• **TASK DESCRIPTION**:
Wherever "농식품부" appears in a line, copy that line.

— start of SOURCE RECORDS —

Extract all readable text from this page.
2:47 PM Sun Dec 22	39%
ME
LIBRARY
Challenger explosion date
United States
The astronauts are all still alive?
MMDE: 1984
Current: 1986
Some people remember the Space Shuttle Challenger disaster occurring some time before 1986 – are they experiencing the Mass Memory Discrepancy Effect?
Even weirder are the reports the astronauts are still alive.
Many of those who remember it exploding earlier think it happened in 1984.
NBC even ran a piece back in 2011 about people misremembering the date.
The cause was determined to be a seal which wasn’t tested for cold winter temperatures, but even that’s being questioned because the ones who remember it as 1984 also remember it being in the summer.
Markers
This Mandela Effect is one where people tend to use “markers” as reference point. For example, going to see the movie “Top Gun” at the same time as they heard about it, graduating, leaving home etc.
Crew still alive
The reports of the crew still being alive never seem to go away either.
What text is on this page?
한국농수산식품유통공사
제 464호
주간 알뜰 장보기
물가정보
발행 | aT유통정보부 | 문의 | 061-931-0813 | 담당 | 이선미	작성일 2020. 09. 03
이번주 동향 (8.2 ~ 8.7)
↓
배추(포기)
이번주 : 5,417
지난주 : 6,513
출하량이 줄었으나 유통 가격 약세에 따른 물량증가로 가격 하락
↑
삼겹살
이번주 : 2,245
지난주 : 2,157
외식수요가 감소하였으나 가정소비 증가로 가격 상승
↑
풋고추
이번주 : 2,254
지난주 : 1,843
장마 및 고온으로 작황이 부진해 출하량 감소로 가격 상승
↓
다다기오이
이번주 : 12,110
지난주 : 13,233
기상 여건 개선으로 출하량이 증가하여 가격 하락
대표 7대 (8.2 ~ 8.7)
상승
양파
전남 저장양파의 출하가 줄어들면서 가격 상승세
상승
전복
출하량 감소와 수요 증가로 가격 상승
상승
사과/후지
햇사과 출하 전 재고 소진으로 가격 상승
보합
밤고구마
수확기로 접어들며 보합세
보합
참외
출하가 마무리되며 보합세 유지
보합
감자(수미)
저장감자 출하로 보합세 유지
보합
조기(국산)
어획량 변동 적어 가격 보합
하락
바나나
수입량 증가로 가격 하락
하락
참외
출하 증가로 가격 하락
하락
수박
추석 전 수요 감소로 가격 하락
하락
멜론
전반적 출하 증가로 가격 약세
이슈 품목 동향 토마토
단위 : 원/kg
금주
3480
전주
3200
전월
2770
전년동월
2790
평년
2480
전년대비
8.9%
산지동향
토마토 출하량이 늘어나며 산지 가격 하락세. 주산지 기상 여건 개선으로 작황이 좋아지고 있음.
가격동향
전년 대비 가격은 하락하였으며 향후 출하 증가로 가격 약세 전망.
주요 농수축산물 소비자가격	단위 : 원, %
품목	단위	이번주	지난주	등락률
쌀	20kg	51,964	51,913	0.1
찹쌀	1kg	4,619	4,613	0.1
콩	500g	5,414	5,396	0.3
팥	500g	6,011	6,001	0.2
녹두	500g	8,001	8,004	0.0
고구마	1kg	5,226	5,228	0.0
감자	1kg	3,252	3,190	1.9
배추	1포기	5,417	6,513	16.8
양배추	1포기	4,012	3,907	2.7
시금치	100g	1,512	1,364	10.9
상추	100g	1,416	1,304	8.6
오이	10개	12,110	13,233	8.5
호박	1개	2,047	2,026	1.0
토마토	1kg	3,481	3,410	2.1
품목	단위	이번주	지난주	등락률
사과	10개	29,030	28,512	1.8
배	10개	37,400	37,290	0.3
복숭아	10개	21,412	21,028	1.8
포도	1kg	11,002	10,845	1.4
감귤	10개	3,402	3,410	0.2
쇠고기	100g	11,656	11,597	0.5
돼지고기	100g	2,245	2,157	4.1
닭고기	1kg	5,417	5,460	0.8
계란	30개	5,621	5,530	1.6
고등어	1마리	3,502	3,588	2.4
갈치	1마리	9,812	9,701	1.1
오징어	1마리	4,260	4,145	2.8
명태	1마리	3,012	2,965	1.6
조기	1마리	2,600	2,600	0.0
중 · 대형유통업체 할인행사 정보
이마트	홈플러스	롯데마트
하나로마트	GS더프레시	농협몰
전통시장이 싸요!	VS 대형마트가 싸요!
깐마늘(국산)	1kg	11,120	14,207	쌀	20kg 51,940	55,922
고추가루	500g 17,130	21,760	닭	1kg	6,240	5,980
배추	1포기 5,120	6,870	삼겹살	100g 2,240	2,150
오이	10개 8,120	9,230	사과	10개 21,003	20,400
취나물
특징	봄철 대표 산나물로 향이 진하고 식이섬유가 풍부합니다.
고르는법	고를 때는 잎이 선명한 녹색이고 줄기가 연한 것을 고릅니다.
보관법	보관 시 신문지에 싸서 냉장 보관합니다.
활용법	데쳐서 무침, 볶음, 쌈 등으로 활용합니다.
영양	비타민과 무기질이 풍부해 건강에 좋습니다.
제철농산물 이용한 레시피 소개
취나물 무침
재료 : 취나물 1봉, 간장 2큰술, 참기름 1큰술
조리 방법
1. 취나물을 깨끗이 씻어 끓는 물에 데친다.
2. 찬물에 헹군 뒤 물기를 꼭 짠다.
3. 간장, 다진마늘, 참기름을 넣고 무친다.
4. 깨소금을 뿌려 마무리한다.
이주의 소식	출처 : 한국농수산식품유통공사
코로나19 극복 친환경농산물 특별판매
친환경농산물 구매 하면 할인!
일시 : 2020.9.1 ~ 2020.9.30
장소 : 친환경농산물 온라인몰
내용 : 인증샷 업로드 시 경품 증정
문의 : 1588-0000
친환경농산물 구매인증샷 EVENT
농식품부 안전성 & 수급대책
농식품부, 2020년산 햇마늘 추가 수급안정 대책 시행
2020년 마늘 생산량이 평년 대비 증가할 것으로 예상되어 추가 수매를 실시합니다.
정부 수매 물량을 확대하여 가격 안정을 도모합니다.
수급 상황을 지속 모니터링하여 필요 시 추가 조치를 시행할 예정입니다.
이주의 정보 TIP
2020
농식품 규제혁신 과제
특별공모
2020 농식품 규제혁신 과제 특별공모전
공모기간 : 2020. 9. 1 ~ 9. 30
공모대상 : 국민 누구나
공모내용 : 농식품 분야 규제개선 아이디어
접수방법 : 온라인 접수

— end of SOURCE RECORDS —

• **THE ANSWER**:
농식품부 안전성 & 수급대책
농식품부, 2020년산 햇마늘 추가 수급안정 대책 시행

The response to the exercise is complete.